[Entries]:
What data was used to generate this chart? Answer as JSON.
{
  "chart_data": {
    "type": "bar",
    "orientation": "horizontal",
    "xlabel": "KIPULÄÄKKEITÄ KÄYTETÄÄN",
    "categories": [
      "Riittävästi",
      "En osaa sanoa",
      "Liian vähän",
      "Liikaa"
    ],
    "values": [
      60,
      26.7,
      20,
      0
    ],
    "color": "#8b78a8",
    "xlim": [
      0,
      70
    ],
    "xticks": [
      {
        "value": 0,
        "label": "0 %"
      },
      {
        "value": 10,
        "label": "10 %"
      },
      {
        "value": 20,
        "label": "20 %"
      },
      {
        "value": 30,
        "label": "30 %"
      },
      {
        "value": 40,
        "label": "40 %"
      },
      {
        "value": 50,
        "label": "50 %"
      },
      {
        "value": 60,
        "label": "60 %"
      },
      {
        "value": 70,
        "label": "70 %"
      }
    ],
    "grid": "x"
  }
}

[What the exercise asks]: Print out all the entries precisely as written.

[Final result]:
What data was used to generate this chart? Answer as JSON.
{
  "chart_data": {
    "type": "bar",
    "orientation": "horizontal",
    "xlabel": "KIPULÄÄKKEITÄ KÄYTETÄÄN",
    "categories": [
      "Riittävästi",
      "En osaa sanoa",
      "Liian vähän",
      "Liikaa"
    ],
    "values": [
      60,
      26.7,
      20,
      0
    ],
    "color": "#8b78a8",
    "xlim": [
      0,
      70
    ],
    "xticks": [
      {
        "value": 0,
        "label": "0 %"
      },
      {
        "value": 10,
        "label": "10 %"
      },
      {
        "value": 20,
        "label": "20 %"
      },
      {
        "value": 30,
        "label": "30 %"
      },
      {
        "value": 40,
        "label": "40 %"
      },
      {
        "value": 50,
        "label": "50 %"
      },
      {
        "value": 60,
        "label": "60 %"
      },
      {
        "value": 70,
        "label": "70 %"
      }
    ],
    "grid": "x"
  }
}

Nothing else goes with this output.